> **YOUR INSTRUCTIONS**
State the number of lines with the string "Pfälz" in them, and nothing else.

> **MATERIAL SHOWN**
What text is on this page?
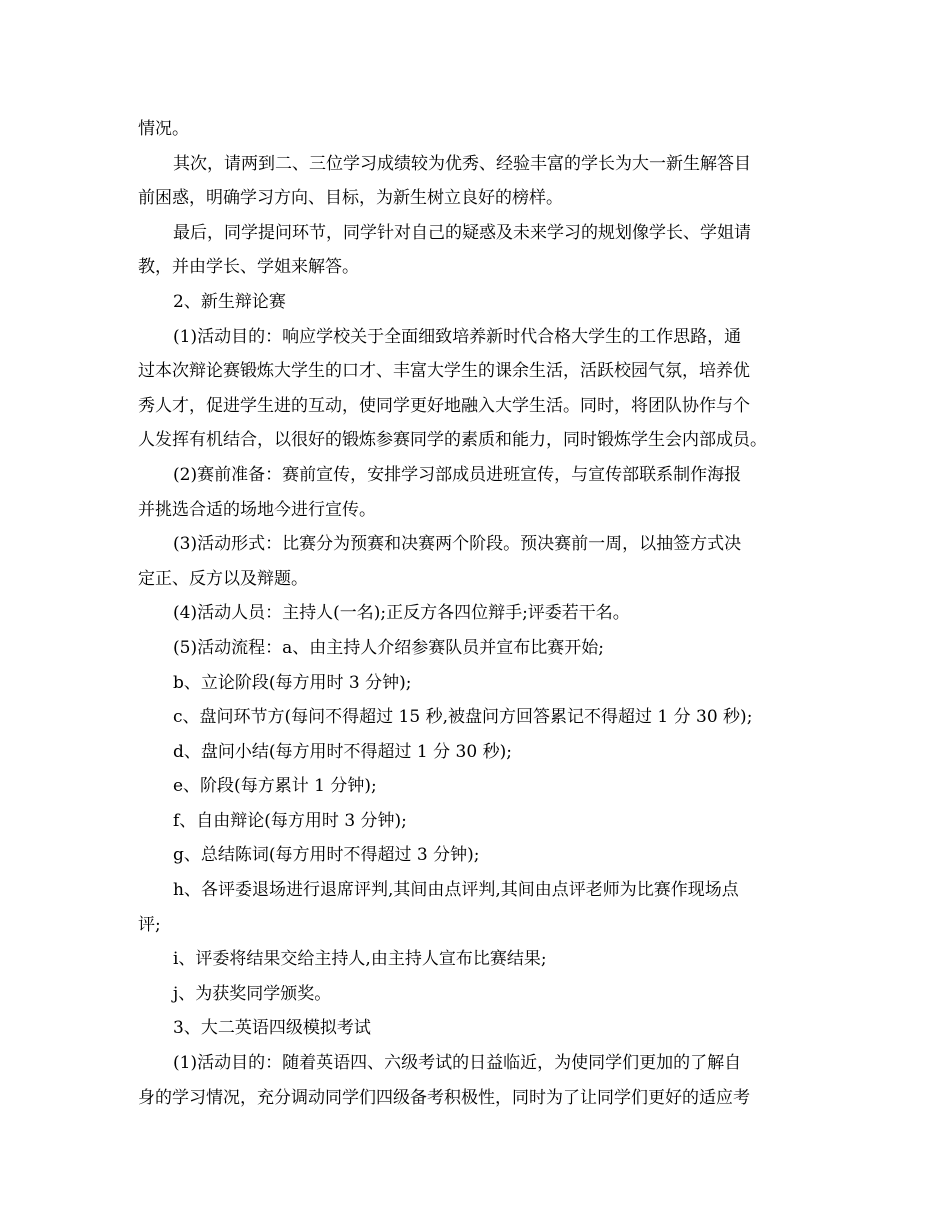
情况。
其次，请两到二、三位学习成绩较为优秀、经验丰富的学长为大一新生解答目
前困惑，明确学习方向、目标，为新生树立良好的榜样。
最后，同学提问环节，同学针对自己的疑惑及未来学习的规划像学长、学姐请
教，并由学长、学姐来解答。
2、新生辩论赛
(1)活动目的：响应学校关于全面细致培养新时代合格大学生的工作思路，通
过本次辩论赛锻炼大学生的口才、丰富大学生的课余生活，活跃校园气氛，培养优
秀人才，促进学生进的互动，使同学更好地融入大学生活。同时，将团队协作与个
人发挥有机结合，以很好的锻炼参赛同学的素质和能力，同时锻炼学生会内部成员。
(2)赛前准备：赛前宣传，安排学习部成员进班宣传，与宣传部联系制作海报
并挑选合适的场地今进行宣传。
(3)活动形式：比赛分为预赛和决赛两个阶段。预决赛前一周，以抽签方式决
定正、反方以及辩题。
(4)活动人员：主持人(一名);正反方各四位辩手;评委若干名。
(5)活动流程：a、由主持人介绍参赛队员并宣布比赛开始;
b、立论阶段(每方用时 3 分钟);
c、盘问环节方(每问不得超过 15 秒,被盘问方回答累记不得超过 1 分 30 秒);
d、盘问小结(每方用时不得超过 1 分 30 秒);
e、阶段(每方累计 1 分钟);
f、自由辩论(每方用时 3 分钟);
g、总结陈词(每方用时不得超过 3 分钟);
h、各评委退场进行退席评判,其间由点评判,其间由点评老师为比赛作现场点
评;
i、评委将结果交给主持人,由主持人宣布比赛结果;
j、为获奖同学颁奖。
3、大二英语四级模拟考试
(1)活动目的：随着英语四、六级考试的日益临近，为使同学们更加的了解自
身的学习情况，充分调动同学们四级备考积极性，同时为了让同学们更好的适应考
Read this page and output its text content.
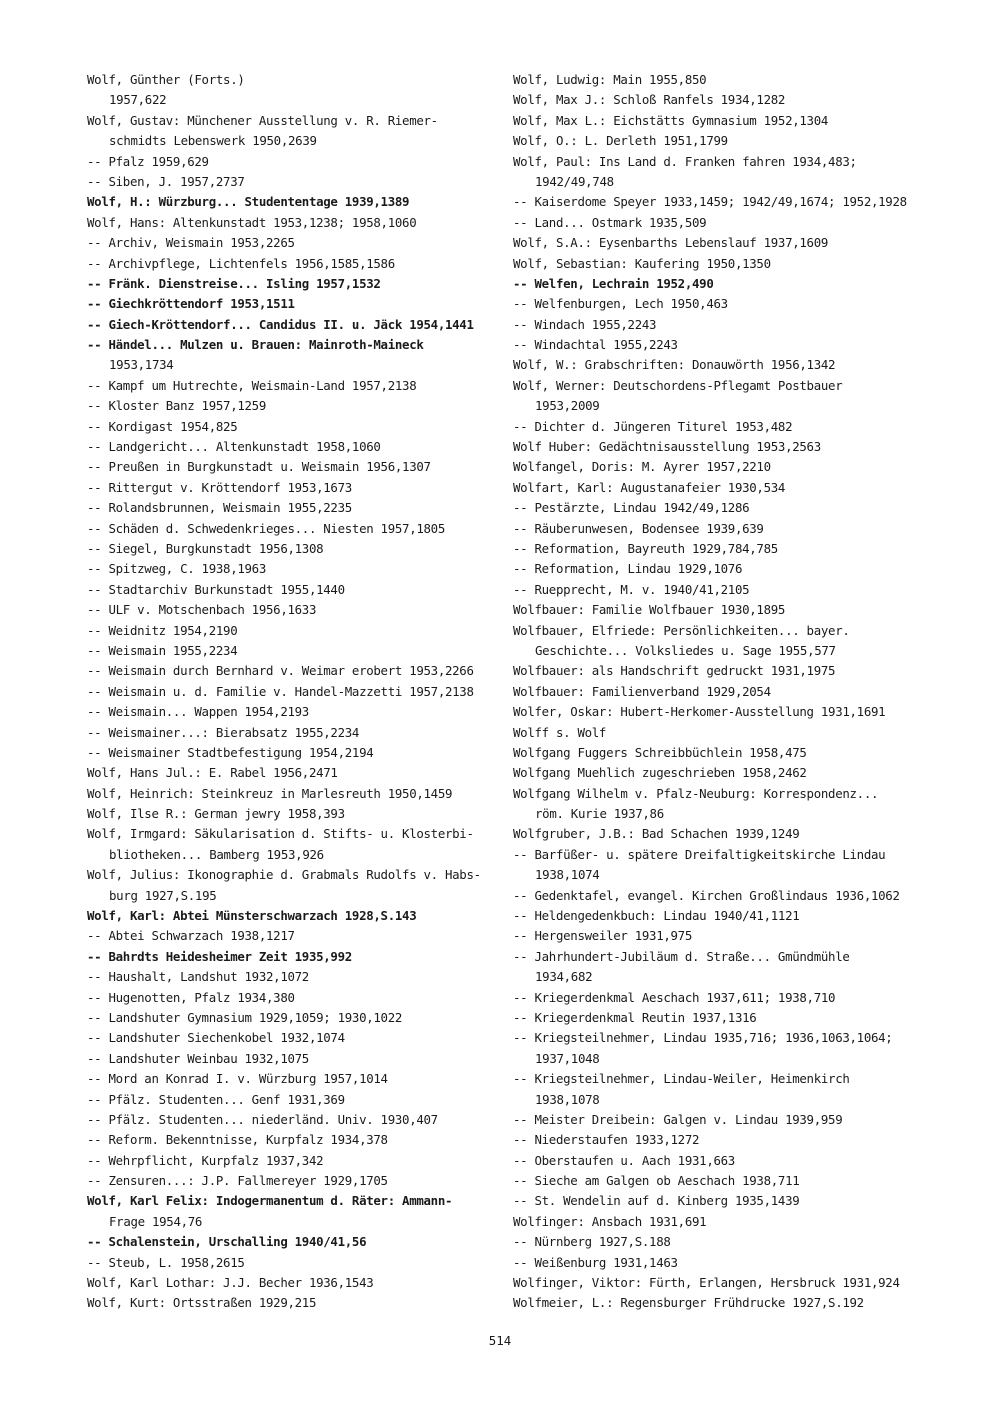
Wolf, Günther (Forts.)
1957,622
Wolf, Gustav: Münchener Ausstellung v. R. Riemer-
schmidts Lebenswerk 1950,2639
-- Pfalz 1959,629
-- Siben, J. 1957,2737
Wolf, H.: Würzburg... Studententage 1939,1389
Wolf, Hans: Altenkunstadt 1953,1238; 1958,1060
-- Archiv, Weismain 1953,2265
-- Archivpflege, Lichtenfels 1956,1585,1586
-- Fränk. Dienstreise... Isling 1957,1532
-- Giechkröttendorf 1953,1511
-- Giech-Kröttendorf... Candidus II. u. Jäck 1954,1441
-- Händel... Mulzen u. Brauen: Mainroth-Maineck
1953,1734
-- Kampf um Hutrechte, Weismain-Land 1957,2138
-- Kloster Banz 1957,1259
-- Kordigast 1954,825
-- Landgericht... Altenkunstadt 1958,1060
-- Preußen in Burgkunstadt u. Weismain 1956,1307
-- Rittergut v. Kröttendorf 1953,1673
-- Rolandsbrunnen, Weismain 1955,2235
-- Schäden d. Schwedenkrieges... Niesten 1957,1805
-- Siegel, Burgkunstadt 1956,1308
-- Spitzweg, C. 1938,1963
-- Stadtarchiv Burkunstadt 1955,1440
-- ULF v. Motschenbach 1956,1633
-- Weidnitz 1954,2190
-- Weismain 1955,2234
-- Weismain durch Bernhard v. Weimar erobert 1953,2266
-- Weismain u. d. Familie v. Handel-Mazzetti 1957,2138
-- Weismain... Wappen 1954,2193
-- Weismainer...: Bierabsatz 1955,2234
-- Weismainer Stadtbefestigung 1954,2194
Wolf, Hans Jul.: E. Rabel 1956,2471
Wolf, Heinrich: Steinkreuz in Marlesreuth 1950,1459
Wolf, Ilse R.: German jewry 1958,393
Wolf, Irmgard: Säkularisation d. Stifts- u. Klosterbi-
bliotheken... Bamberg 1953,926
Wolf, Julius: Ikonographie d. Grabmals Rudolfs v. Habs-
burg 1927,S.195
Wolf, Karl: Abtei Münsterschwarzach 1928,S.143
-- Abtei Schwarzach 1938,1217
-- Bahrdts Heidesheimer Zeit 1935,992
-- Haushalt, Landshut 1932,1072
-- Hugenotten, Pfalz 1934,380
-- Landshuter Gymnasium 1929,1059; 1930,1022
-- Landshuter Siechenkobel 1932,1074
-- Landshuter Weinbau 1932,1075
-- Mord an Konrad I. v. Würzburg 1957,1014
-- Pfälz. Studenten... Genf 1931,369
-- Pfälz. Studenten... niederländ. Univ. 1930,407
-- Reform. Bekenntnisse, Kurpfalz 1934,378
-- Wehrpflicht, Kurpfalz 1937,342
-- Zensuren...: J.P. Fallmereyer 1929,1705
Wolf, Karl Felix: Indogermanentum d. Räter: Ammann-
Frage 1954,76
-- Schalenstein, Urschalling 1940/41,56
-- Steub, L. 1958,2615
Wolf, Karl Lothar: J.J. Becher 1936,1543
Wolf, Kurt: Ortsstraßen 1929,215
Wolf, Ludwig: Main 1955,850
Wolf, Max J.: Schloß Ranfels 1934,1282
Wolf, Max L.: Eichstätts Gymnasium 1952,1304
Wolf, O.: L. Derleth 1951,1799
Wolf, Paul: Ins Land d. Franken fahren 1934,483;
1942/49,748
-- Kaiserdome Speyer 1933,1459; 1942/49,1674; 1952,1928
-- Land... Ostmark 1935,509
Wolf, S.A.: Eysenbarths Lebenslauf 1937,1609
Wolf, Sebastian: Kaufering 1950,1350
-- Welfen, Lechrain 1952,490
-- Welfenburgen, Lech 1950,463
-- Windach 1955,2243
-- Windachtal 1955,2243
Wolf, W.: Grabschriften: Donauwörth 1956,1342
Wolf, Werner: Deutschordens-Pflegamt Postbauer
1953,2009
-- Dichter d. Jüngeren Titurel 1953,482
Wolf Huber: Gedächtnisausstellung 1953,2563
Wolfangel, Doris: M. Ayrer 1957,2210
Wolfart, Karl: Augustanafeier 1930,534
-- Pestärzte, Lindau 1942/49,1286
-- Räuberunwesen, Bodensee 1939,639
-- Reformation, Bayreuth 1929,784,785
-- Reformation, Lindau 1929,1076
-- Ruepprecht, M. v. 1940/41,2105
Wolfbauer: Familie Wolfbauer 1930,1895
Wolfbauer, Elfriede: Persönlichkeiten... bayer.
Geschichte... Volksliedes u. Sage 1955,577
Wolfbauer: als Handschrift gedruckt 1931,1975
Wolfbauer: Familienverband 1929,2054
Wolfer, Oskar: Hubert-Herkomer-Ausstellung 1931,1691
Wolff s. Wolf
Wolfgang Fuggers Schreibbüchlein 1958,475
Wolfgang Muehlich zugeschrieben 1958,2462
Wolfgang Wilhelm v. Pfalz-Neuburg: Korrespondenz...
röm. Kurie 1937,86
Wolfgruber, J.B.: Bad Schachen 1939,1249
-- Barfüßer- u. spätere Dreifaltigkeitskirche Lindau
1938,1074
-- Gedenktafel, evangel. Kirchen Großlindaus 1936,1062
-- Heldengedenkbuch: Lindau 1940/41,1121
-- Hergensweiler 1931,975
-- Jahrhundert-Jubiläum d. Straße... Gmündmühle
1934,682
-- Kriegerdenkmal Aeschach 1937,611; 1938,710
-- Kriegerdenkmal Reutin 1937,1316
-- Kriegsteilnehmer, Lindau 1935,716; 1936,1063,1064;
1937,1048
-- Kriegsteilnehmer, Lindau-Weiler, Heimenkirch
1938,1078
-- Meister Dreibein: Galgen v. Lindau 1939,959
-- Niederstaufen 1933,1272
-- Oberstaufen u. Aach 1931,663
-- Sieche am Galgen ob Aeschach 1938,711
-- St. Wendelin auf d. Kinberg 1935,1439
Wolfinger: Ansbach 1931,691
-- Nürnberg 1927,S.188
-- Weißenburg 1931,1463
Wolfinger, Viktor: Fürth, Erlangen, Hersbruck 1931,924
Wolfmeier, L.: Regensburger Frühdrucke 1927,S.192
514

> **THE RESPONSE**
2